▶ [Records shown]:
□ □ □ □ □
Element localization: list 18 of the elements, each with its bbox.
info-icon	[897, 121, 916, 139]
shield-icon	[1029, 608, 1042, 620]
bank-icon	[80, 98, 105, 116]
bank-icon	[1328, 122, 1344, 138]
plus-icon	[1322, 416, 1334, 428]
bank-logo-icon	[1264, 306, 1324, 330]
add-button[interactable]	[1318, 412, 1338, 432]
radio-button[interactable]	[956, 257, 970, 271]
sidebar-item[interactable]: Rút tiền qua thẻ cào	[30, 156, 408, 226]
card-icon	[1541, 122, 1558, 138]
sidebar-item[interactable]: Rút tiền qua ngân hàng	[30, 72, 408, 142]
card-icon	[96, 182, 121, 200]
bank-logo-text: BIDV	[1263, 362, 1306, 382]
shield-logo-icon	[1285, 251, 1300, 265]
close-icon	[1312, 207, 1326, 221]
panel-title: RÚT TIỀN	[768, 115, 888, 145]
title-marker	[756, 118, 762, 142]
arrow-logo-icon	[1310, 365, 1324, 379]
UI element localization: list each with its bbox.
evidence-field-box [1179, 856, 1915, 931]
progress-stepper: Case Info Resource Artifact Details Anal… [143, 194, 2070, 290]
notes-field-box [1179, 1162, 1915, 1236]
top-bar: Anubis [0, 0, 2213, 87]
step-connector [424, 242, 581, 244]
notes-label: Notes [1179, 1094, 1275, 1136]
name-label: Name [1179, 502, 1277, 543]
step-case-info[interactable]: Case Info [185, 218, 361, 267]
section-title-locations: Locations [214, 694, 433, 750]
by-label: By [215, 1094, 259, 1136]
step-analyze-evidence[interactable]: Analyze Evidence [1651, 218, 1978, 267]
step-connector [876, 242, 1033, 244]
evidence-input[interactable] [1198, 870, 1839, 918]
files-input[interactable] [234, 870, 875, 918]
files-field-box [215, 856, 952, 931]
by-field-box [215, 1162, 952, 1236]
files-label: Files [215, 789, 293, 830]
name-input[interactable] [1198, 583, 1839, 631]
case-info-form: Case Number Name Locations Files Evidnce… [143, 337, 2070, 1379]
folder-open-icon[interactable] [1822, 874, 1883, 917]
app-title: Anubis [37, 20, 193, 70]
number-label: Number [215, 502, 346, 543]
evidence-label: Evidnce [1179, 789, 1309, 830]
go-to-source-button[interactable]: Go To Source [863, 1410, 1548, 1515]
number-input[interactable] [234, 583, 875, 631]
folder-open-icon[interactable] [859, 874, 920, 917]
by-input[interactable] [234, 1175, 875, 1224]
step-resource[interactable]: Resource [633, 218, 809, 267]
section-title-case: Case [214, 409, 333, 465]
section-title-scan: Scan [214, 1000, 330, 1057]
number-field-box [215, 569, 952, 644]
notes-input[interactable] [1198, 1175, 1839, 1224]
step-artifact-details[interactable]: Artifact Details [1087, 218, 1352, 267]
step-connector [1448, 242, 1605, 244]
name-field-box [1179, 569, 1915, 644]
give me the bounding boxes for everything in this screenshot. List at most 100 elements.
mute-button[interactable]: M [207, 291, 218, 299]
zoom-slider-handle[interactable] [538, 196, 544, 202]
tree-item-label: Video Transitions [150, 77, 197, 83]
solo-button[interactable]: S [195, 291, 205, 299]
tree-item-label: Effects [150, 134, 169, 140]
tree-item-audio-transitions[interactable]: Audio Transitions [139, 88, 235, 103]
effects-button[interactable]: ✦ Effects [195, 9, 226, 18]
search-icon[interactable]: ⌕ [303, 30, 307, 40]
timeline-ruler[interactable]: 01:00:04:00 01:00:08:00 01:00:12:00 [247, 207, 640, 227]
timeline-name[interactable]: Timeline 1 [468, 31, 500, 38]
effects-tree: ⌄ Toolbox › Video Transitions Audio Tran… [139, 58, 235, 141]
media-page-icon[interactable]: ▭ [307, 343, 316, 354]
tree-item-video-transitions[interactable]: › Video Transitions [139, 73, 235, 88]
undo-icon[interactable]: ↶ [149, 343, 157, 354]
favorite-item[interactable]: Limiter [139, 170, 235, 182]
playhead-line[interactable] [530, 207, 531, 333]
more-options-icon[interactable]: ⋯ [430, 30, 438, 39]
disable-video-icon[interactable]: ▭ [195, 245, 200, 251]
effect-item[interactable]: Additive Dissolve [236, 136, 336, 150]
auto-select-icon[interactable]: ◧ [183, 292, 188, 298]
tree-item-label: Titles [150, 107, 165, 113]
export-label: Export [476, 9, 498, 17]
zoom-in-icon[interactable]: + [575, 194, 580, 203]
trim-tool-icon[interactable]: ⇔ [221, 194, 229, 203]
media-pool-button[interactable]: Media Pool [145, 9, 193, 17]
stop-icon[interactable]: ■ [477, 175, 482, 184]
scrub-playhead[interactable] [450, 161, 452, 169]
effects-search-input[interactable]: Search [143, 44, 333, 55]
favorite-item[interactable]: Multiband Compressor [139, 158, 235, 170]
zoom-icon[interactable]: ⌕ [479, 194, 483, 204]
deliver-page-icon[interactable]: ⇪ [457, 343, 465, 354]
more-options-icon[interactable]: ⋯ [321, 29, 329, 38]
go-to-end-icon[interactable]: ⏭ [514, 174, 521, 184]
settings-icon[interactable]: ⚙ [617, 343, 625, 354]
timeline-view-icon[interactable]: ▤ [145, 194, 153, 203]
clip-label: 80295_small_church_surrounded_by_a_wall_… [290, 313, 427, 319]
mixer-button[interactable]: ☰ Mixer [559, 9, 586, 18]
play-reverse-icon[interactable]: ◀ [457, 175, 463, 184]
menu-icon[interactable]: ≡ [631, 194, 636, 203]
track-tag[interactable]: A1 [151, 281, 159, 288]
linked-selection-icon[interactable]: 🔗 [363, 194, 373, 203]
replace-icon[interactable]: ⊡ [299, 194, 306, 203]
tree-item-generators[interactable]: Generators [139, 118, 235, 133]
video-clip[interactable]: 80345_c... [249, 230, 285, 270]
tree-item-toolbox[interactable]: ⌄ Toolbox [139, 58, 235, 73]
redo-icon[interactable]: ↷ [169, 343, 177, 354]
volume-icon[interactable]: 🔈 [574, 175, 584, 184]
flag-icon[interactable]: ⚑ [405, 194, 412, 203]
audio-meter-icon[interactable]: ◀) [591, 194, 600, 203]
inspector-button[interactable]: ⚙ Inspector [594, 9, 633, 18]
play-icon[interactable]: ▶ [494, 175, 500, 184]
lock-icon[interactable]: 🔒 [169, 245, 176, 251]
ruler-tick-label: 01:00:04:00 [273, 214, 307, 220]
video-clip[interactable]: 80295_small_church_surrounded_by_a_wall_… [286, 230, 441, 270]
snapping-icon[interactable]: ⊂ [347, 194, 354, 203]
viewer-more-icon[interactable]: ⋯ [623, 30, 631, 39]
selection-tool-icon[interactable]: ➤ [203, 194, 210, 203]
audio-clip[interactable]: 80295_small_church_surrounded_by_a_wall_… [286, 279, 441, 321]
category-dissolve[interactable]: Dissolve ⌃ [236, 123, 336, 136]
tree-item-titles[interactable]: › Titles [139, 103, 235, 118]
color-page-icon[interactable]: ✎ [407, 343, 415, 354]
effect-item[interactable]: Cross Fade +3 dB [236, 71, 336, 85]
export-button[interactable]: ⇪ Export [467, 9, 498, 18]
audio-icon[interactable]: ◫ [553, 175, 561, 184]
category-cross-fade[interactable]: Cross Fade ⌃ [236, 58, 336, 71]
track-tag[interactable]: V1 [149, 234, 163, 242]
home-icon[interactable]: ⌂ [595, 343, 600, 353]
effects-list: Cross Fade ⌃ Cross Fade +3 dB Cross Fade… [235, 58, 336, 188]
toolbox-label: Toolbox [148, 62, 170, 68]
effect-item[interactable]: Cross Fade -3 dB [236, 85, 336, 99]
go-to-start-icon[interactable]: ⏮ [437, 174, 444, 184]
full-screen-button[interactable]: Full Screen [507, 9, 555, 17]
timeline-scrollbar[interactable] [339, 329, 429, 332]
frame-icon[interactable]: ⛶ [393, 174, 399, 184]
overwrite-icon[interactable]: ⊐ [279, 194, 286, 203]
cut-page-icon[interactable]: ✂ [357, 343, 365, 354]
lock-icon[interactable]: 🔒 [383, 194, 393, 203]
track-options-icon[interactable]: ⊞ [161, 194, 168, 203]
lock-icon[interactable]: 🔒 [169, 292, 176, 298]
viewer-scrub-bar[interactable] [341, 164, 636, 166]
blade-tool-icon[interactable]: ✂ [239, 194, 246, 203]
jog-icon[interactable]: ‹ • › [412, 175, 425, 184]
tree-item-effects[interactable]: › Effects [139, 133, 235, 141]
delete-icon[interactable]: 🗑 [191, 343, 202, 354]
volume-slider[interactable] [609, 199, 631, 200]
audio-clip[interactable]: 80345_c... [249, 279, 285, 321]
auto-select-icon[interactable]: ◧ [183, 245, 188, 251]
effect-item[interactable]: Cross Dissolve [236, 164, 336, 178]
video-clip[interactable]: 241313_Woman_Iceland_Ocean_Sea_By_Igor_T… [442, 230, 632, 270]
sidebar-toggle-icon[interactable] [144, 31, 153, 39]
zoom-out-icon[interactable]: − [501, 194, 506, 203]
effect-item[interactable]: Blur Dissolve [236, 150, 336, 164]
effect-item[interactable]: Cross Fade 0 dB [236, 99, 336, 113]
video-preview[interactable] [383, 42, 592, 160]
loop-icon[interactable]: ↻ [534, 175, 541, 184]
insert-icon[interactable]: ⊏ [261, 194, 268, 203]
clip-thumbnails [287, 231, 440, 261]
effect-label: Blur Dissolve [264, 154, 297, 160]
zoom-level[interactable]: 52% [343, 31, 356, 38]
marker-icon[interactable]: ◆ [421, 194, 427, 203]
□ □ □ □ □
▶ [To be done]:
Set down verbatim every line from the start of the listing through the line containing "257, 970, 271]", both ends included.

▶ [Right answer]:
Element localization: list 18 of the elements, each with its bbox.
info-icon	[897, 121, 916, 139]
shield-icon	[1029, 608, 1042, 620]
bank-icon	[80, 98, 105, 116]
bank-icon	[1328, 122, 1344, 138]
plus-icon	[1322, 416, 1334, 428]
bank-logo-icon	[1264, 306, 1324, 330]
add-button[interactable]	[1318, 412, 1338, 432]
radio-button[interactable]	[956, 257, 970, 271]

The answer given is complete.